* [What the task requires] Would you return all of this data exactly, leaving nothing out?

[Data extracted from a collection]
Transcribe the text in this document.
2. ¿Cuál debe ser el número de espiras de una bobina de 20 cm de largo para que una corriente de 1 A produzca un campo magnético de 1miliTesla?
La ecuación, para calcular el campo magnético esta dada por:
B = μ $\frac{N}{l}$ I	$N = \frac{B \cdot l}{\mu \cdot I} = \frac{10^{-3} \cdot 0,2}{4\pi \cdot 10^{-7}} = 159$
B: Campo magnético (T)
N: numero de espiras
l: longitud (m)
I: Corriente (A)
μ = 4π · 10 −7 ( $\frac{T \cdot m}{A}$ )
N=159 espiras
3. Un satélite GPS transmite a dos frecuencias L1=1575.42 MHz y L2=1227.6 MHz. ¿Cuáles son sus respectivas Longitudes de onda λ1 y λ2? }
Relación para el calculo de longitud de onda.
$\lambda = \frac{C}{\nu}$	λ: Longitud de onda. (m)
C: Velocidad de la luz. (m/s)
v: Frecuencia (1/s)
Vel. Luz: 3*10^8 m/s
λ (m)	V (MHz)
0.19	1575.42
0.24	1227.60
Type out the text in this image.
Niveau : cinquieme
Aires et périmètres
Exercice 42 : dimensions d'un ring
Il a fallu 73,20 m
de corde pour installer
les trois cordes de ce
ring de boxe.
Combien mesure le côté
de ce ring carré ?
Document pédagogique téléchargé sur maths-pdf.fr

* [Written answer]
Transcribe the text in this document.
2. ¿Cuál debe ser el número de espiras de una bobina de 20 cm de largo para que una corriente de 1 A produzca un campo magnético de 1miliTesla?
La ecuación, para calcular el campo magnético esta dada por:
B = μ $\frac{N}{l}$ I	$N = \frac{B \cdot l}{\mu \cdot I} = \frac{10^{-3} \cdot 0,2}{4\pi \cdot 10^{-7}} = 159$
B: Campo magnético (T)
N: numero de espiras
l: longitud (m)
I: Corriente (A)
μ = 4π · 10 −7 ( $\frac{T \cdot m}{A}$ )
N=159 espiras
3. Un satélite GPS transmite a dos frecuencias L1=1575.42 MHz y L2=1227.6 MHz. ¿Cuáles son sus respectivas Longitudes de onda λ1 y λ2? }
Relación para el calculo de longitud de onda.
$\lambda = \frac{C}{\nu}$	λ: Longitud de onda. (m)
C: Velocidad de la luz. (m/s)
v: Frecuencia (1/s)
Vel. Luz: 3*10^8 m/s
λ (m)	V (MHz)
0.19	1575.42
0.24	1227.60
Type out the text in this image.
Niveau : cinquieme
Aires et périmètres
Exercice 42 : dimensions d'un ring
Il a fallu 73,20 m
de corde pour installer
les trois cordes de ce
ring de boxe.
Combien mesure le côté
de ce ring carré ?
Document pédagogique téléchargé sur maths-pdf.fr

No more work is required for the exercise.